» **WHAT TO DO**: Write out the listing below again, precisely as it is given.
◇ ◇ ◇ ◇
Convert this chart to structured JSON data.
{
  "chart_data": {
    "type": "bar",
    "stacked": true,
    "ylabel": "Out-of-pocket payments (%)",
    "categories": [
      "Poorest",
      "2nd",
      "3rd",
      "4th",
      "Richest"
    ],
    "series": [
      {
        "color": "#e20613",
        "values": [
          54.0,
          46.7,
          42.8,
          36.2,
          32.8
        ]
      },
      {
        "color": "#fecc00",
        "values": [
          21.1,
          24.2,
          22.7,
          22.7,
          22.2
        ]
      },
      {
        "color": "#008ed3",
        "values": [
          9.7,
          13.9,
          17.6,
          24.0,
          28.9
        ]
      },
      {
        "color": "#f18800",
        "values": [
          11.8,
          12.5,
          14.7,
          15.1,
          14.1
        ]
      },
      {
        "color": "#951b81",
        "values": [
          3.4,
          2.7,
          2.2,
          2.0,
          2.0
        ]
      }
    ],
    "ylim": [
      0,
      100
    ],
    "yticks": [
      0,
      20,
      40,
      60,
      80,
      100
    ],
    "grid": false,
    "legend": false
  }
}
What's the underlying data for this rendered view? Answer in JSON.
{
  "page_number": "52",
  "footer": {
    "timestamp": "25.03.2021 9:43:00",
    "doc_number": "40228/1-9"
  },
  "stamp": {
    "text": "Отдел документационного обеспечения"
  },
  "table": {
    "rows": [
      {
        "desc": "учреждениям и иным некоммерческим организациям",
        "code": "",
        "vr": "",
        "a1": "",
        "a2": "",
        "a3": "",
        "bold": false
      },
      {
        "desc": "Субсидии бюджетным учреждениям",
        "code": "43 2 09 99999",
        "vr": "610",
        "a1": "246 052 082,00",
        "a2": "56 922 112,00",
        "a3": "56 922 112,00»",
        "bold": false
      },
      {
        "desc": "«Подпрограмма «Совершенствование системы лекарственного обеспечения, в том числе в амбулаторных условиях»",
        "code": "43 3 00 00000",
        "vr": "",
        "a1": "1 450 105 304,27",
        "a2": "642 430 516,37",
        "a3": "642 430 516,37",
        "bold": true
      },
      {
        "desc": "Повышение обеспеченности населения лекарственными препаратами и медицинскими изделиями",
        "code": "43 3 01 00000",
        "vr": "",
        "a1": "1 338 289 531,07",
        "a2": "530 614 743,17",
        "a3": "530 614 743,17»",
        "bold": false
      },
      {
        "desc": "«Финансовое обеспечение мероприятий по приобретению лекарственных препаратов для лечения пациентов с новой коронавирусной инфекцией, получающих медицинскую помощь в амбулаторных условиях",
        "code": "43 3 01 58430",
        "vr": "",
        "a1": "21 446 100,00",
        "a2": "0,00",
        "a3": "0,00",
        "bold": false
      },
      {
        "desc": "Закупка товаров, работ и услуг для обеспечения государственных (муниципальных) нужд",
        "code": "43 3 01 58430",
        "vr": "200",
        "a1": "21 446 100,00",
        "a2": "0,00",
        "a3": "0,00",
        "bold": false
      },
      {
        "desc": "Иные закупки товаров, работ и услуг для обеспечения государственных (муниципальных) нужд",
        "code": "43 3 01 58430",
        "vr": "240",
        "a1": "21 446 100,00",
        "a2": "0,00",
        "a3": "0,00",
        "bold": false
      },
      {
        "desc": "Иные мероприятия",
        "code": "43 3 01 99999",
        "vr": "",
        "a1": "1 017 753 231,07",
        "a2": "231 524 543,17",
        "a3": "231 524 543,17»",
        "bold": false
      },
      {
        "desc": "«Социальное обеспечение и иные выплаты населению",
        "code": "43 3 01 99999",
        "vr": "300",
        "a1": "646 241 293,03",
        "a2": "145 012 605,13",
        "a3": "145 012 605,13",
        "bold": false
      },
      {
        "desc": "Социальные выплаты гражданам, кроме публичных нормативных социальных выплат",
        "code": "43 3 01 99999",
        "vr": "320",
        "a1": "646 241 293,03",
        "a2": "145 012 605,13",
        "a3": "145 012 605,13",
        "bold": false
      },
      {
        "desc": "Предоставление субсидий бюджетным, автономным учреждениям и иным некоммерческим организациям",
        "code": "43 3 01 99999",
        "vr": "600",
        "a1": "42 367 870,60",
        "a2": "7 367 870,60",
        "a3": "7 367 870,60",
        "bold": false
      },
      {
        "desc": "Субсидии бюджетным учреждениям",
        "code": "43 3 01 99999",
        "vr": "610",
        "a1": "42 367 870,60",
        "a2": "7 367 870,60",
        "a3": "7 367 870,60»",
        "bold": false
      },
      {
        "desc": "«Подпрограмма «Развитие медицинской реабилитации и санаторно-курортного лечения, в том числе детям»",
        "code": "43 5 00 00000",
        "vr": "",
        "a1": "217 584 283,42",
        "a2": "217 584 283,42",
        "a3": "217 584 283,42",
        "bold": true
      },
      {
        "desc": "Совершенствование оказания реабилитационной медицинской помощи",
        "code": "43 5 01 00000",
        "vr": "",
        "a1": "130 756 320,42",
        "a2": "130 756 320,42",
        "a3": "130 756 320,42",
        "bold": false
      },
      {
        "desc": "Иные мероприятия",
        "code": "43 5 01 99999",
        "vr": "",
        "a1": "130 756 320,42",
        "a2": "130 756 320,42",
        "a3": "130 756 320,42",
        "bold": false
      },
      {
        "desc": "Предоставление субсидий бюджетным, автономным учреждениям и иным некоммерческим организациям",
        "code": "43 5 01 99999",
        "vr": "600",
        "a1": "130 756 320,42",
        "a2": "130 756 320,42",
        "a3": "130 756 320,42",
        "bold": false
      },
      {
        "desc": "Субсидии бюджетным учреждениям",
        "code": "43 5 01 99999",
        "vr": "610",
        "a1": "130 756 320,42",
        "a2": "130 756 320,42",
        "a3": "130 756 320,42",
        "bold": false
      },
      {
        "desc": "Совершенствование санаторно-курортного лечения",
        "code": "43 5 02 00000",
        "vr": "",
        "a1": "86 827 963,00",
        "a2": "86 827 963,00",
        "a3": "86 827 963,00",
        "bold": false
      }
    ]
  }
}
◇ ◇ ◇ ◇
» **EXERCISE RESPONSE**:
Convert this chart to structured JSON data.
{
  "chart_data": {
    "type": "bar",
    "stacked": true,
    "ylabel": "Out-of-pocket payments (%)",
    "categories": [
      "Poorest",
      "2nd",
      "3rd",
      "4th",
      "Richest"
    ],
    "series": [
      {
        "color": "#e20613",
        "values": [
          54.0,
          46.7,
          42.8,
          36.2,
          32.8
        ]
      },
      {
        "color": "#fecc00",
        "values": [
          21.1,
          24.2,
          22.7,
          22.7,
          22.2
        ]
      },
      {
        "color": "#008ed3",
        "values": [
          9.7,
          13.9,
          17.6,
          24.0,
          28.9
        ]
      },
      {
        "color": "#f18800",
        "values": [
          11.8,
          12.5,
          14.7,
          15.1,
          14.1
        ]
      },
      {
        "color": "#951b81",
        "values": [
          3.4,
          2.7,
          2.2,
          2.0,
          2.0
        ]
      }
    ],
    "ylim": [
      0,
      100
    ],
    "yticks": [
      0,
      20,
      40,
      60,
      80,
      100
    ],
    "grid": false,
    "legend": false
  }
}
What's the underlying data for this rendered view? Answer in JSON.
{
  "page_number": "52",
  "footer": {
    "timestamp": "25.03.2021 9:43:00",
    "doc_number": "40228/1-9"
  },
  "stamp": {
    "text": "Отдел документационного обеспечения"
  },
  "table": {
    "rows": [
      {
        "desc": "учреждениям и иным некоммерческим организациям",
        "code": "",
        "vr": "",
        "a1": "",
        "a2": "",
        "a3": "",
        "bold": false
      },
      {
        "desc": "Субсидии бюджетным учреждениям",
        "code": "43 2 09 99999",
        "vr": "610",
        "a1": "246 052 082,00",
        "a2": "56 922 112,00",
        "a3": "56 922 112,00»",
        "bold": false
      },
      {
        "desc": "«Подпрограмма «Совершенствование системы лекарственного обеспечения, в том числе в амбулаторных условиях»",
        "code": "43 3 00 00000",
        "vr": "",
        "a1": "1 450 105 304,27",
        "a2": "642 430 516,37",
        "a3": "642 430 516,37",
        "bold": true
      },
      {
        "desc": "Повышение обеспеченности населения лекарственными препаратами и медицинскими изделиями",
        "code": "43 3 01 00000",
        "vr": "",
        "a1": "1 338 289 531,07",
        "a2": "530 614 743,17",
        "a3": "530 614 743,17»",
        "bold": false
      },
      {
        "desc": "«Финансовое обеспечение мероприятий по приобретению лекарственных препаратов для лечения пациентов с новой коронавирусной инфекцией, получающих медицинскую помощь в амбулаторных условиях",
        "code": "43 3 01 58430",
        "vr": "",
        "a1": "21 446 100,00",
        "a2": "0,00",
        "a3": "0,00",
        "bold": false
      },
      {
        "desc": "Закупка товаров, работ и услуг для обеспечения государственных (муниципальных) нужд",
        "code": "43 3 01 58430",
        "vr": "200",
        "a1": "21 446 100,00",
        "a2": "0,00",
        "a3": "0,00",
        "bold": false
      },
      {
        "desc": "Иные закупки товаров, работ и услуг для обеспечения государственных (муниципальных) нужд",
        "code": "43 3 01 58430",
        "vr": "240",
        "a1": "21 446 100,00",
        "a2": "0,00",
        "a3": "0,00",
        "bold": false
      },
      {
        "desc": "Иные мероприятия",
        "code": "43 3 01 99999",
        "vr": "",
        "a1": "1 017 753 231,07",
        "a2": "231 524 543,17",
        "a3": "231 524 543,17»",
        "bold": false
      },
      {
        "desc": "«Социальное обеспечение и иные выплаты населению",
        "code": "43 3 01 99999",
        "vr": "300",
        "a1": "646 241 293,03",
        "a2": "145 012 605,13",
        "a3": "145 012 605,13",
        "bold": false
      },
      {
        "desc": "Социальные выплаты гражданам, кроме публичных нормативных социальных выплат",
        "code": "43 3 01 99999",
        "vr": "320",
        "a1": "646 241 293,03",
        "a2": "145 012 605,13",
        "a3": "145 012 605,13",
        "bold": false
      },
      {
        "desc": "Предоставление субсидий бюджетным, автономным учреждениям и иным некоммерческим организациям",
        "code": "43 3 01 99999",
        "vr": "600",
        "a1": "42 367 870,60",
        "a2": "7 367 870,60",
        "a3": "7 367 870,60",
        "bold": false
      },
      {
        "desc": "Субсидии бюджетным учреждениям",
        "code": "43 3 01 99999",
        "vr": "610",
        "a1": "42 367 870,60",
        "a2": "7 367 870,60",
        "a3": "7 367 870,60»",
        "bold": false
      },
      {
        "desc": "«Подпрограмма «Развитие медицинской реабилитации и санаторно-курортного лечения, в том числе детям»",
        "code": "43 5 00 00000",
        "vr": "",
        "a1": "217 584 283,42",
        "a2": "217 584 283,42",
        "a3": "217 584 283,42",
        "bold": true
      },
      {
        "desc": "Совершенствование оказания реабилитационной медицинской помощи",
        "code": "43 5 01 00000",
        "vr": "",
        "a1": "130 756 320,42",
        "a2": "130 756 320,42",
        "a3": "130 756 320,42",
        "bold": false
      },
      {
        "desc": "Иные мероприятия",
        "code": "43 5 01 99999",
        "vr": "",
        "a1": "130 756 320,42",
        "a2": "130 756 320,42",
        "a3": "130 756 320,42",
        "bold": false
      },
      {
        "desc": "Предоставление субсидий бюджетным, автономным учреждениям и иным некоммерческим организациям",
        "code": "43 5 01 99999",
        "vr": "600",
        "a1": "130 756 320,42",
        "a2": "130 756 320,42",
        "a3": "130 756 320,42",
        "bold": false
      },
      {
        "desc": "Субсидии бюджетным учреждениям",
        "code": "43 5 01 99999",
        "vr": "610",
        "a1": "130 756 320,42",
        "a2": "130 756 320,42",
        "a3": "130 756 320,42",
        "bold": false
      },
      {
        "desc": "Совершенствование санаторно-курортного лечения",
        "code": "43 5 02 00000",
        "vr": "",
        "a1": "86 827 963,00",
        "a2": "86 827 963,00",
        "a3": "86 827 963,00",
        "bold": false
      }
    ]
  }
}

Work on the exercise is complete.